Go through the listing and return every line with "skipped" in it.

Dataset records
-------------------------

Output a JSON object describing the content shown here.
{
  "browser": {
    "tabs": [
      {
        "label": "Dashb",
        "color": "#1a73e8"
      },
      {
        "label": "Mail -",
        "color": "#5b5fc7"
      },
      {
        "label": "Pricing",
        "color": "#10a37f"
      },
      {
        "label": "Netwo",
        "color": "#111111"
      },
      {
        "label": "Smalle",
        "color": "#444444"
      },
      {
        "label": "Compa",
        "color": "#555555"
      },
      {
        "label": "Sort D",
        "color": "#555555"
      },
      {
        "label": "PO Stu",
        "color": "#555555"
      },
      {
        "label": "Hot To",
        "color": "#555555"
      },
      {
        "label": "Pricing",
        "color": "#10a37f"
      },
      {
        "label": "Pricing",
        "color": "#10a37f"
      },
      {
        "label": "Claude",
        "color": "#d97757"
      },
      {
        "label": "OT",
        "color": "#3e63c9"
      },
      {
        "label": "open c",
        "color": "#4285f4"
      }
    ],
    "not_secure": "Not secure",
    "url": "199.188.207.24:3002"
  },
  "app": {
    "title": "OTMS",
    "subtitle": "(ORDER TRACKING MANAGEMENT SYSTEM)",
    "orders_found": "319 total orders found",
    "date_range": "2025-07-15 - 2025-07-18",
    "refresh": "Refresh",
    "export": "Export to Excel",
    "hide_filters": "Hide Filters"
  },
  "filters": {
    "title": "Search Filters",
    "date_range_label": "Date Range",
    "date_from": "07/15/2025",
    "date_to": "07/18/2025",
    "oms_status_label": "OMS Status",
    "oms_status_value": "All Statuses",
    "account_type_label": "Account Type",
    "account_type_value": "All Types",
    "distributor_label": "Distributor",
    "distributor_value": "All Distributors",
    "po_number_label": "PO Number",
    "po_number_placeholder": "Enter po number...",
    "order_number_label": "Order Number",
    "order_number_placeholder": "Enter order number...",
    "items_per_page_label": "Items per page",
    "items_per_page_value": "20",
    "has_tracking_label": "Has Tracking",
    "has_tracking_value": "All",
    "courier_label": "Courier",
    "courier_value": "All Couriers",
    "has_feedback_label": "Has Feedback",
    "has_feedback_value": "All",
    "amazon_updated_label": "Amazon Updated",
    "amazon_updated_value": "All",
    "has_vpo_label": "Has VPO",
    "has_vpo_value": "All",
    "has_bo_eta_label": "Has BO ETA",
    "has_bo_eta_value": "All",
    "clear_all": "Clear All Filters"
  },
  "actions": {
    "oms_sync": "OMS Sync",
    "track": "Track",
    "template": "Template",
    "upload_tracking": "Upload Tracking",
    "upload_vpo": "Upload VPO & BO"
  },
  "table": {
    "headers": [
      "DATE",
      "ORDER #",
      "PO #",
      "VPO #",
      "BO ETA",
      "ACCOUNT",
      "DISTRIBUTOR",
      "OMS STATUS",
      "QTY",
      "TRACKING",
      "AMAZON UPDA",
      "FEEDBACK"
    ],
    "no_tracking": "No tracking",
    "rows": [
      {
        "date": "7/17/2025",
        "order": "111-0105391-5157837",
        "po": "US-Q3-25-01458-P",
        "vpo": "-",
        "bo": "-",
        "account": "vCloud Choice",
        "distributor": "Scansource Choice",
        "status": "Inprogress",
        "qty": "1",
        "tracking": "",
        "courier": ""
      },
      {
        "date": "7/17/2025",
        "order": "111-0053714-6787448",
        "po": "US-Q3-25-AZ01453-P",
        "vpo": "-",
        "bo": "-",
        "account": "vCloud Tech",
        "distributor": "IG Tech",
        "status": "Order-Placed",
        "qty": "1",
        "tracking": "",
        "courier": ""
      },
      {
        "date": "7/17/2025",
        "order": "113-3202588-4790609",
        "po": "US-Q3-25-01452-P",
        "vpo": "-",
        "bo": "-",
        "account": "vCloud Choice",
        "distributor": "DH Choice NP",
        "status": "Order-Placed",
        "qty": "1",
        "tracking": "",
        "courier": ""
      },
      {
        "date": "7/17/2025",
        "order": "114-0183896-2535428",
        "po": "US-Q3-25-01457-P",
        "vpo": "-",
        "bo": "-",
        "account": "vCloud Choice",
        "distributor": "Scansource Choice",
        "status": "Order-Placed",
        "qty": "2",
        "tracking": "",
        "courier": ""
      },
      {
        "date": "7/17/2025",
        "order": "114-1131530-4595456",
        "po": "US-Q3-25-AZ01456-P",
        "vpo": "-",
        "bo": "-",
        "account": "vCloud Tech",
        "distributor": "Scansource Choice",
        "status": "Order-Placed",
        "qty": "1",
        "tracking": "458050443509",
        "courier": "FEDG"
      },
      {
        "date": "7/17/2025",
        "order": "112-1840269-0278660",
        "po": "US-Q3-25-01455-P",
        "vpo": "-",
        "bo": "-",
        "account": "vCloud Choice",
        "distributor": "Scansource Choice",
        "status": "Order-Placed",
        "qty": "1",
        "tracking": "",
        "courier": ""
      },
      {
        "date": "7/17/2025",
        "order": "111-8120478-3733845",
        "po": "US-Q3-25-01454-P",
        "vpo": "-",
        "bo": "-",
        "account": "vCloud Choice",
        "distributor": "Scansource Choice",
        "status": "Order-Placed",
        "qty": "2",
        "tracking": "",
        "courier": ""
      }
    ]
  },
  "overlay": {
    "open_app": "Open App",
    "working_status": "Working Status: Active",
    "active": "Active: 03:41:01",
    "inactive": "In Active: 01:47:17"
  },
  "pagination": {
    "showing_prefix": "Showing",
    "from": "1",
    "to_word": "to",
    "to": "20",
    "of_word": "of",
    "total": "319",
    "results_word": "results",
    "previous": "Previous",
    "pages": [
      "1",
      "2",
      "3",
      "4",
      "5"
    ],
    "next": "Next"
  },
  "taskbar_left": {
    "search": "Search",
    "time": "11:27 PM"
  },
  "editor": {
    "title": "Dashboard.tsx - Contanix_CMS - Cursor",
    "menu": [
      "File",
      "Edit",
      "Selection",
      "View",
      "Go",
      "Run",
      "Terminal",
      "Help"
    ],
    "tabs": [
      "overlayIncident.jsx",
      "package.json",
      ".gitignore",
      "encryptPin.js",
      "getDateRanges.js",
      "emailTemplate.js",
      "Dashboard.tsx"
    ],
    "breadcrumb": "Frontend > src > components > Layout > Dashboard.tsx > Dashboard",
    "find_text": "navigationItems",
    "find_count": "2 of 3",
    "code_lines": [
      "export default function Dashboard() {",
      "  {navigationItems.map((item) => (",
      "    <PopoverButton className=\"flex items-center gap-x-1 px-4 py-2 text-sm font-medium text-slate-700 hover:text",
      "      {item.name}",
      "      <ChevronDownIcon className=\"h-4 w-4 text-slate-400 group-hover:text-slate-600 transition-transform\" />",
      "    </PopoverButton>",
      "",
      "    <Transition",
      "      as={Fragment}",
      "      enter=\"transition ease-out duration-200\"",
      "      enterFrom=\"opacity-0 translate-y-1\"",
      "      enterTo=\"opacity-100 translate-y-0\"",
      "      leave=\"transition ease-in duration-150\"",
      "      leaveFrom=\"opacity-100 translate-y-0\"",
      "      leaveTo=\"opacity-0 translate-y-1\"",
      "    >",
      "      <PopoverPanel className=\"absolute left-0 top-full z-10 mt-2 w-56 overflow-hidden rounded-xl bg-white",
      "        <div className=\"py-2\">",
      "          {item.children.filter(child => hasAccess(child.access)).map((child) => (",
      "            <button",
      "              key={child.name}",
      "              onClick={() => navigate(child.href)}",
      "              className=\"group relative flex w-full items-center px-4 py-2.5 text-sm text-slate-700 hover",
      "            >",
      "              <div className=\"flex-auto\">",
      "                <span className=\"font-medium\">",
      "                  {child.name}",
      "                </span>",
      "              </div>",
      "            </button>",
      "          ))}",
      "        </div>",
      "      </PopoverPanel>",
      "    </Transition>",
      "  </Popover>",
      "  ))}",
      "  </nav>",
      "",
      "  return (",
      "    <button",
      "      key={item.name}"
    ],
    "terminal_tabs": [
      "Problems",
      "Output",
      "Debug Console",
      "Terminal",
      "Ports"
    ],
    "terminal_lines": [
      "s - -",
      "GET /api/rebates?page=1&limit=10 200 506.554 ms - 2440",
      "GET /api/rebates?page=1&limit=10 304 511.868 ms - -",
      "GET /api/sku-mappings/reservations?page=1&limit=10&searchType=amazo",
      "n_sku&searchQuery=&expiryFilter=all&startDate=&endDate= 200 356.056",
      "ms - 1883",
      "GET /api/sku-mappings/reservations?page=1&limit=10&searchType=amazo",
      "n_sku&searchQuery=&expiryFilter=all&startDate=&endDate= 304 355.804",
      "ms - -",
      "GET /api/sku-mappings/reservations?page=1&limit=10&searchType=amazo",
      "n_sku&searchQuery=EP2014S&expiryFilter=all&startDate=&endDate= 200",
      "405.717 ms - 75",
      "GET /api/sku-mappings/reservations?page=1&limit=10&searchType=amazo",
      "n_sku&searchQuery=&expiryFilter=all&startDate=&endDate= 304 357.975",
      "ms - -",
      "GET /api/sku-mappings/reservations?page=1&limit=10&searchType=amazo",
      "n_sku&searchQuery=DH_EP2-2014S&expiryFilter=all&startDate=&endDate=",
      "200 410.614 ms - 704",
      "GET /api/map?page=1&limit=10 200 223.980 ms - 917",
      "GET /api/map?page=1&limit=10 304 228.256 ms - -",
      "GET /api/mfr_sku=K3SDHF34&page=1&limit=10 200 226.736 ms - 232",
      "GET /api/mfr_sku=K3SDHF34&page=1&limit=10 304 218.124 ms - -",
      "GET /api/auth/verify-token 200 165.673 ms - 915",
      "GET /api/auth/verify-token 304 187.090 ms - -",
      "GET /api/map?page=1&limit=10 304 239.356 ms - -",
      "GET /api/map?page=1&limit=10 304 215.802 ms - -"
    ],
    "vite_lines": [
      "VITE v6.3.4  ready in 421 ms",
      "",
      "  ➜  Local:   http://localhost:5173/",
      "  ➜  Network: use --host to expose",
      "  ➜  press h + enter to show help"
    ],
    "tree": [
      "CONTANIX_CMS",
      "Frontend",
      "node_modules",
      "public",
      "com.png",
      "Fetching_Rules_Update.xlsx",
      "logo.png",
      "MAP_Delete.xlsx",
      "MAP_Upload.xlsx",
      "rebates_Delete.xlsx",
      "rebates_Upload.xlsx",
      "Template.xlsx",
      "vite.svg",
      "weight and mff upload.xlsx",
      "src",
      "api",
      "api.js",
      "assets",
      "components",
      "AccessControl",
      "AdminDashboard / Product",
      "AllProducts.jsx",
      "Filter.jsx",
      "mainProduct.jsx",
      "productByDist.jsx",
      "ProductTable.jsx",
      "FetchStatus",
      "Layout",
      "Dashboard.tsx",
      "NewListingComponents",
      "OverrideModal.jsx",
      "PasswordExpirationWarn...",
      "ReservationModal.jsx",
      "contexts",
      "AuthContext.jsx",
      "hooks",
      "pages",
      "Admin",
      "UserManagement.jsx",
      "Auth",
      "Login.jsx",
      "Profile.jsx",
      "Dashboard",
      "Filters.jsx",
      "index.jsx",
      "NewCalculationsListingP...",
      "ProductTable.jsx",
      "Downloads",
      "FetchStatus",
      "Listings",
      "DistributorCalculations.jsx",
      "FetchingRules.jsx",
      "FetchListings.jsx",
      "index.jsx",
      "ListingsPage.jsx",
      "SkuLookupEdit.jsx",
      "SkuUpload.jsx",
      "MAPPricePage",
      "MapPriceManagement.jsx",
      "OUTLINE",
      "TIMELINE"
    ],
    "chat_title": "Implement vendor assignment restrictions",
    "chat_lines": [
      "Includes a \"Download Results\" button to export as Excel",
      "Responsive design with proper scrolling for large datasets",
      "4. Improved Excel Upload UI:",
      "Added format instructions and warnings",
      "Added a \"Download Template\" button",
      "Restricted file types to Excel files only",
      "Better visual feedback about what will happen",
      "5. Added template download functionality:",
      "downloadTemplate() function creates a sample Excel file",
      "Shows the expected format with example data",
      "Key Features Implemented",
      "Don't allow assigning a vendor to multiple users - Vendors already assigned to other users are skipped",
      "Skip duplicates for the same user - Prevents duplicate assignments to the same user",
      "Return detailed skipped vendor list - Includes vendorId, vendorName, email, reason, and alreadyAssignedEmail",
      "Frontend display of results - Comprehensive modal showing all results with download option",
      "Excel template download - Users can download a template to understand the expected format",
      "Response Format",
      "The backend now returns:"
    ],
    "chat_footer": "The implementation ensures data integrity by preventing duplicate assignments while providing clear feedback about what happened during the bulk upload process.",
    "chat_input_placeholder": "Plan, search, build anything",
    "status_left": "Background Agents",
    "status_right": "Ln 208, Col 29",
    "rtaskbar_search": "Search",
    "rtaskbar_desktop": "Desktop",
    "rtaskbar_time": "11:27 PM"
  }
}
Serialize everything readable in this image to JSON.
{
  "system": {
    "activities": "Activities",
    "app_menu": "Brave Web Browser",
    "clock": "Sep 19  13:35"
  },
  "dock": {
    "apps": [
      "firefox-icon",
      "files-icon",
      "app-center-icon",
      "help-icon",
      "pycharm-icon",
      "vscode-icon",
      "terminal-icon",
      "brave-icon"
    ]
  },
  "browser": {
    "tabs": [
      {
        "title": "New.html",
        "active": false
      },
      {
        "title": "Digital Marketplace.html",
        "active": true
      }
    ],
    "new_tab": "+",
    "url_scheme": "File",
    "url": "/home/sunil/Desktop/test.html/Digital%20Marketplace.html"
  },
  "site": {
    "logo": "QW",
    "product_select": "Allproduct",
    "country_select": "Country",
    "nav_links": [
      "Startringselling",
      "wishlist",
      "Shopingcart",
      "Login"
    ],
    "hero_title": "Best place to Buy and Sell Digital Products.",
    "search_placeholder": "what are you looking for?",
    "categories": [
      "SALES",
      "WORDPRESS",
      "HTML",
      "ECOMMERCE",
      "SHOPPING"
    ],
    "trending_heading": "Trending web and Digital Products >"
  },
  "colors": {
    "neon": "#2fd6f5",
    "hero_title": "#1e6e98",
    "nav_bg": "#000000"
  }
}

-------------------------

Solved problem –
      "Don't allow assigning a vendor to multiple users - Vendors already assigned to other users are skipped",
      "Return detailed skipped vendor list - Includes vendorId, vendorName, email, reason, and alreadyAssignedEmail",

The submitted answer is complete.